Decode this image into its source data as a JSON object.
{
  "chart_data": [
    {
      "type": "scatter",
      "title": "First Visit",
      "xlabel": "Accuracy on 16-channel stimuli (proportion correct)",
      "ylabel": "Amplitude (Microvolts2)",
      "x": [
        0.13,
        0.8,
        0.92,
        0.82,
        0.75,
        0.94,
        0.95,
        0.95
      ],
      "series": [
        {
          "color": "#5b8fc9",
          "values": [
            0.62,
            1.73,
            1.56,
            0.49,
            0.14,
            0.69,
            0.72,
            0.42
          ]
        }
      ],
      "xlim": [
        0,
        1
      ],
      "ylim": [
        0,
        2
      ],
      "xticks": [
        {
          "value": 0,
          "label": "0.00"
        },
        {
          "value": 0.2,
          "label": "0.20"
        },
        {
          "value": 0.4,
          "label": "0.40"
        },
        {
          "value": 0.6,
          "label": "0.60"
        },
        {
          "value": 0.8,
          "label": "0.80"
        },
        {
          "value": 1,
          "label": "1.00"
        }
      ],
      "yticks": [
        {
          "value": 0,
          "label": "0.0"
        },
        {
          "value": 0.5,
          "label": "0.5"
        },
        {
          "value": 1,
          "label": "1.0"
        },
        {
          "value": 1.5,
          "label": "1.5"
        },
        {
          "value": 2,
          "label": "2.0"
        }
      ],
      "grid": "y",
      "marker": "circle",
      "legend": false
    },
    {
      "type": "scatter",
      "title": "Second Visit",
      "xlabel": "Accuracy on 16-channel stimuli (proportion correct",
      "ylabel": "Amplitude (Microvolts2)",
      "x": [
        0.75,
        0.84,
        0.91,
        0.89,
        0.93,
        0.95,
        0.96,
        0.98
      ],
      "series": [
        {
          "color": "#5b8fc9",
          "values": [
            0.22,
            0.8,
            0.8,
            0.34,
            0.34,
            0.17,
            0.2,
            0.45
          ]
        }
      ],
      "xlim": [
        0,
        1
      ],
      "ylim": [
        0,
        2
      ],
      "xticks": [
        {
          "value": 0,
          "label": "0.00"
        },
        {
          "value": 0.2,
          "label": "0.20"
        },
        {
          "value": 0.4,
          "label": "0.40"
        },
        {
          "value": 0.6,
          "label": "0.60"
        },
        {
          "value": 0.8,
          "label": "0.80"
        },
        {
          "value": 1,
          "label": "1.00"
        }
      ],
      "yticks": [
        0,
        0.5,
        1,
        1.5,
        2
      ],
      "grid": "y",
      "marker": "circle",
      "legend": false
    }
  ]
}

TASK OBJECTIVE
Reproduce all of the records exactly.

EXERCISE RESPONSE
Decode this image into its source data as a JSON object.
{
  "chart_data": [
    {
      "type": "scatter",
      "title": "First Visit",
      "xlabel": "Accuracy on 16-channel stimuli (proportion correct)",
      "ylabel": "Amplitude (Microvolts2)",
      "x": [
        0.13,
        0.8,
        0.92,
        0.82,
        0.75,
        0.94,
        0.95,
        0.95
      ],
      "series": [
        {
          "color": "#5b8fc9",
          "values": [
            0.62,
            1.73,
            1.56,
            0.49,
            0.14,
            0.69,
            0.72,
            0.42
          ]
        }
      ],
      "xlim": [
        0,
        1
      ],
      "ylim": [
        0,
        2
      ],
      "xticks": [
        {
          "value": 0,
          "label": "0.00"
        },
        {
          "value": 0.2,
          "label": "0.20"
        },
        {
          "value": 0.4,
          "label": "0.40"
        },
        {
          "value": 0.6,
          "label": "0.60"
        },
        {
          "value": 0.8,
          "label": "0.80"
        },
        {
          "value": 1,
          "label": "1.00"
        }
      ],
      "yticks": [
        {
          "value": 0,
          "label": "0.0"
        },
        {
          "value": 0.5,
          "label": "0.5"
        },
        {
          "value": 1,
          "label": "1.0"
        },
        {
          "value": 1.5,
          "label": "1.5"
        },
        {
          "value": 2,
          "label": "2.0"
        }
      ],
      "grid": "y",
      "marker": "circle",
      "legend": false
    },
    {
      "type": "scatter",
      "title": "Second Visit",
      "xlabel": "Accuracy on 16-channel stimuli (proportion correct",
      "ylabel": "Amplitude (Microvolts2)",
      "x": [
        0.75,
        0.84,
        0.91,
        0.89,
        0.93,
        0.95,
        0.96,
        0.98
      ],
      "series": [
        {
          "color": "#5b8fc9",
          "values": [
            0.22,
            0.8,
            0.8,
            0.34,
            0.34,
            0.17,
            0.2,
            0.45
          ]
        }
      ],
      "xlim": [
        0,
        1
      ],
      "ylim": [
        0,
        2
      ],
      "xticks": [
        {
          "value": 0,
          "label": "0.00"
        },
        {
          "value": 0.2,
          "label": "0.20"
        },
        {
          "value": 0.4,
          "label": "0.40"
        },
        {
          "value": 0.6,
          "label": "0.60"
        },
        {
          "value": 0.8,
          "label": "0.80"
        },
        {
          "value": 1,
          "label": "1.00"
        }
      ],
      "yticks": [
        0,
        0.5,
        1,
        1.5,
        2
      ],
      "grid": "y",
      "marker": "circle",
      "legend": false
    }
  ]
}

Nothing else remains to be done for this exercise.